------ Dataset content

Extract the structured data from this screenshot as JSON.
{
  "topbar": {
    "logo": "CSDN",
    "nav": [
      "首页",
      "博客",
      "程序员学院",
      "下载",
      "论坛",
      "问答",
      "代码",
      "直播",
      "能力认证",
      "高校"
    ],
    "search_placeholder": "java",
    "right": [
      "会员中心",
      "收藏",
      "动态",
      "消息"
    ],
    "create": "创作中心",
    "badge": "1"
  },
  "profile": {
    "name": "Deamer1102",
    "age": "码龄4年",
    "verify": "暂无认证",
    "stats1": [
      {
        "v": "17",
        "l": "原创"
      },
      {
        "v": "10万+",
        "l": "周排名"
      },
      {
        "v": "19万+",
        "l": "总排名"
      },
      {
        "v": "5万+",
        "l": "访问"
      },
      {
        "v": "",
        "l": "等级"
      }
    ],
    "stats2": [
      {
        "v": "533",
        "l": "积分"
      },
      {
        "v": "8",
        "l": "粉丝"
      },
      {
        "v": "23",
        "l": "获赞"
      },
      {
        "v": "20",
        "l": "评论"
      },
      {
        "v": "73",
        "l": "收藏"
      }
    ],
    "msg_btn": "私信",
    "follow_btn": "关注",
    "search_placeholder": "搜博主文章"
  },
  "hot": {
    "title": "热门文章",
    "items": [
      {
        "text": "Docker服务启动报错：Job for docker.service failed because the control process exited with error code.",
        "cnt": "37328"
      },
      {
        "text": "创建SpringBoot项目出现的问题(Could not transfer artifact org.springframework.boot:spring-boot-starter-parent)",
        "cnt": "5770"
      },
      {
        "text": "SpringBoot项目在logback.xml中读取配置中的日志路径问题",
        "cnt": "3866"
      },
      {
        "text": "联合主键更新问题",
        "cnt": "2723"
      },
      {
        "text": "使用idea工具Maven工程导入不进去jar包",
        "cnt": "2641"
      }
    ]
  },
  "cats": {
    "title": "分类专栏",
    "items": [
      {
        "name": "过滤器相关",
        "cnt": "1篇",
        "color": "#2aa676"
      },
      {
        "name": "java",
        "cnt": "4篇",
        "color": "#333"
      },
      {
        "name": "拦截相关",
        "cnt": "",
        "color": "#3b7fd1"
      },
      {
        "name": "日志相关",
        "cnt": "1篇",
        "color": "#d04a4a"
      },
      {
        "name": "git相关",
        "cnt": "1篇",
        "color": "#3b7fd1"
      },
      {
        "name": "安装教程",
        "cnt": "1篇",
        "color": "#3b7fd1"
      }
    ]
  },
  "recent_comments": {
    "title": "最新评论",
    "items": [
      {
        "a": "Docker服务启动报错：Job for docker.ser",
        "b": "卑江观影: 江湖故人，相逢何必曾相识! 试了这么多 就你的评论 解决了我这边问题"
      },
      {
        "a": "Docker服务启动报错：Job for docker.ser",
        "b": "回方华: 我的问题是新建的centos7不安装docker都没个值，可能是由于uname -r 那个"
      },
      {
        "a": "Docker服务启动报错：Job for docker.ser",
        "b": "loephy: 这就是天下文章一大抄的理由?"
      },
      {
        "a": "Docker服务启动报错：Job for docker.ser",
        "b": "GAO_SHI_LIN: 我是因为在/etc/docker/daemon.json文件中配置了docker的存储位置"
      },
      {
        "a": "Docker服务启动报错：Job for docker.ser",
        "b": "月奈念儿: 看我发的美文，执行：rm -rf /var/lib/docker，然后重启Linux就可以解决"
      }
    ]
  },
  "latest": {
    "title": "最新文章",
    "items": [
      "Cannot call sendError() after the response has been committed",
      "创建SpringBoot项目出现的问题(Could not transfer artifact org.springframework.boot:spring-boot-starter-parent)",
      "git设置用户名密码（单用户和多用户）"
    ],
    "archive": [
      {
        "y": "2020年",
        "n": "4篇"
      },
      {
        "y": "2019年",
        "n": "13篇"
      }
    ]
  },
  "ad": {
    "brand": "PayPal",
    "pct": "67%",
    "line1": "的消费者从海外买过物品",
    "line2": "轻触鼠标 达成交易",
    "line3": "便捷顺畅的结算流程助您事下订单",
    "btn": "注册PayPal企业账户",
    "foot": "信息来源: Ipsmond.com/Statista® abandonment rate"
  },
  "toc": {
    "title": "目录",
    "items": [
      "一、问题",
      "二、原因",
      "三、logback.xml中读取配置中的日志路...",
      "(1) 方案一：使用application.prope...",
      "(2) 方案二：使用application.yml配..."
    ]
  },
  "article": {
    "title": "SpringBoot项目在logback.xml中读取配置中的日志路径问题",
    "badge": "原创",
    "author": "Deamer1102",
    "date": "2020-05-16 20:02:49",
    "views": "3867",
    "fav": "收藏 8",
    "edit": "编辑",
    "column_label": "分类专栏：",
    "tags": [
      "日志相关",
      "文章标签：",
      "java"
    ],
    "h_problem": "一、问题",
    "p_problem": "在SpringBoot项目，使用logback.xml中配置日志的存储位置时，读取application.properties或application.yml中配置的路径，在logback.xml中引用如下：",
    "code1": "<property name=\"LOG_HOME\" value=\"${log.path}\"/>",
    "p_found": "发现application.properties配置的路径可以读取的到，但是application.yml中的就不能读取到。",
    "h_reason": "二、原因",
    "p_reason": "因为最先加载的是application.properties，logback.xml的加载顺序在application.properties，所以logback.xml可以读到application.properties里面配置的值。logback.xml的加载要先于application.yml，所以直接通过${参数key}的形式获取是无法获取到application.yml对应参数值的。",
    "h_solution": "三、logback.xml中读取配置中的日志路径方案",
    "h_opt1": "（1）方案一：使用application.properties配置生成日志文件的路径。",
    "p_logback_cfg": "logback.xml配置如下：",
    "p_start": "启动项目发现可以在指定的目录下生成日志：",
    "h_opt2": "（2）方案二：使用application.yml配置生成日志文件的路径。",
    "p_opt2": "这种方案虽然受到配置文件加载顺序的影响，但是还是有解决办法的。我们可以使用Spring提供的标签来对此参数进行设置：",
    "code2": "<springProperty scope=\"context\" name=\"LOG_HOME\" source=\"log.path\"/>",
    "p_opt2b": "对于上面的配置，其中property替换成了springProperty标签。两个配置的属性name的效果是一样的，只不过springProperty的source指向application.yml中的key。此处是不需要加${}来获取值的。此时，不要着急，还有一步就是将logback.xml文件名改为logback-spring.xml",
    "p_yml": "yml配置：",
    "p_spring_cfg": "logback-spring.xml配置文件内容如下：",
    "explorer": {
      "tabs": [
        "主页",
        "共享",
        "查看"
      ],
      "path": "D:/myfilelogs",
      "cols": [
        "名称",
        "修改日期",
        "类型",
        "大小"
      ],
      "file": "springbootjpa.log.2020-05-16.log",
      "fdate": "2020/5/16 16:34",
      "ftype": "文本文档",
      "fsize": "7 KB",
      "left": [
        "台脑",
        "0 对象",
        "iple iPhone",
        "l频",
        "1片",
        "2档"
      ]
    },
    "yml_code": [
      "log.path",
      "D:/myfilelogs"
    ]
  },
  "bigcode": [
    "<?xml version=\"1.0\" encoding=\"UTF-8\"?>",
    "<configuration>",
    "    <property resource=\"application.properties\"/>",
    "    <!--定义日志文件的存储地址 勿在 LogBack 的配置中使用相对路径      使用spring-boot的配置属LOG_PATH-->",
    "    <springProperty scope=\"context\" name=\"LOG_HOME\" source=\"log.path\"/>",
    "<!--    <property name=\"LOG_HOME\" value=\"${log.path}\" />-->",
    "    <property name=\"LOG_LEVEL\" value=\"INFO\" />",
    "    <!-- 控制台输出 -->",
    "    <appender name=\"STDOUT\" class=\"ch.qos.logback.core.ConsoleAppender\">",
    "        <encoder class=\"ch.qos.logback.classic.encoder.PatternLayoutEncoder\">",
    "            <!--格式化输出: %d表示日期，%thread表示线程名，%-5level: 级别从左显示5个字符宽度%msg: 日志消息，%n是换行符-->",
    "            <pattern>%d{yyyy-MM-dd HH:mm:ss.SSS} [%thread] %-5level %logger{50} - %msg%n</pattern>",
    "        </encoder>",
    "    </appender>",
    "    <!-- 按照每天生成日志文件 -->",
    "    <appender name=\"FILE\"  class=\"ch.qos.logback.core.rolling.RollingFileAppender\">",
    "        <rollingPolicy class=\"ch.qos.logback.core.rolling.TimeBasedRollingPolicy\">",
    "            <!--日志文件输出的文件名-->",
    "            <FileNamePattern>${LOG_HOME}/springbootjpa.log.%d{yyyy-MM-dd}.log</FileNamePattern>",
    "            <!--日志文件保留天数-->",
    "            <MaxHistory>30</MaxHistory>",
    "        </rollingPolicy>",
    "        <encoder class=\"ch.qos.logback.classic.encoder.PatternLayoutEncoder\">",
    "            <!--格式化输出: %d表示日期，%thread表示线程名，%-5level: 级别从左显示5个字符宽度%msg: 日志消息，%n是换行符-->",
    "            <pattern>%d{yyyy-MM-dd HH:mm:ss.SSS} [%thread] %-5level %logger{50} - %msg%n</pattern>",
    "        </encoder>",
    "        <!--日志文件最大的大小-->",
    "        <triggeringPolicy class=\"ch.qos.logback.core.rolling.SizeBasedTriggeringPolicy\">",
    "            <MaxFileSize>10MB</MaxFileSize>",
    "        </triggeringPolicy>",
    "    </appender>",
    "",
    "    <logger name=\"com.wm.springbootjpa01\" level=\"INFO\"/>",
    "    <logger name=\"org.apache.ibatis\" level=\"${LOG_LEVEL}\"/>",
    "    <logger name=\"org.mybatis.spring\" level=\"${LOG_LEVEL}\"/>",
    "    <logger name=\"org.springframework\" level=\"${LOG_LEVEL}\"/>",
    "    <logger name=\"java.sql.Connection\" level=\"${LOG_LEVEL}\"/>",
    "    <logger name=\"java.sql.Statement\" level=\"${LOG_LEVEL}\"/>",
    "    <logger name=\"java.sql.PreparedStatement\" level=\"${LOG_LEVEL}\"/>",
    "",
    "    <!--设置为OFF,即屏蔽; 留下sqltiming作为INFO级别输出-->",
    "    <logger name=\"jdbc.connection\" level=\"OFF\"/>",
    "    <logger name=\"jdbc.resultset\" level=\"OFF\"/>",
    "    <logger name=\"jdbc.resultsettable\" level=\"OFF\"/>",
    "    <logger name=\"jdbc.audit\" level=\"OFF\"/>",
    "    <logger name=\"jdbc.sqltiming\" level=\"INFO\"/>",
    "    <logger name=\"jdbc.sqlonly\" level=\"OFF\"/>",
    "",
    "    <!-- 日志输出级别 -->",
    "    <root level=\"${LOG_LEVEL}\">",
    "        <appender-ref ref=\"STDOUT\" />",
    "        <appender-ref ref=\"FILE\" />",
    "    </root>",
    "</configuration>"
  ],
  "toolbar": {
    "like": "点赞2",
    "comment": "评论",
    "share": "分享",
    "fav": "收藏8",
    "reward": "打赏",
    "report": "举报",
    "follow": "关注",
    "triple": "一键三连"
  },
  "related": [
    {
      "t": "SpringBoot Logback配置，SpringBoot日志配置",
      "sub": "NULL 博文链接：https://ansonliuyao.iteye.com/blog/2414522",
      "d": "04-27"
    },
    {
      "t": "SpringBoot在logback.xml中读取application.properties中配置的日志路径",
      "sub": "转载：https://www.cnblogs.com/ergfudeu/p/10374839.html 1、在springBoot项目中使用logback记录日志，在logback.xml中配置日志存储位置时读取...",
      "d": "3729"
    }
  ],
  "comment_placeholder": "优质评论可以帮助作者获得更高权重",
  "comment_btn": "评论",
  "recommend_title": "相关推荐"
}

------------

Instruction: Return every line holding the word "context" from the records.

Solved exercise:
    "code2": "<springProperty scope=\"context\" name=\"LOG_HOME\" source=\"log.path\"/>",
    "    <springProperty scope=\"context\" name=\"LOG_HOME\" source=\"log.path\"/>",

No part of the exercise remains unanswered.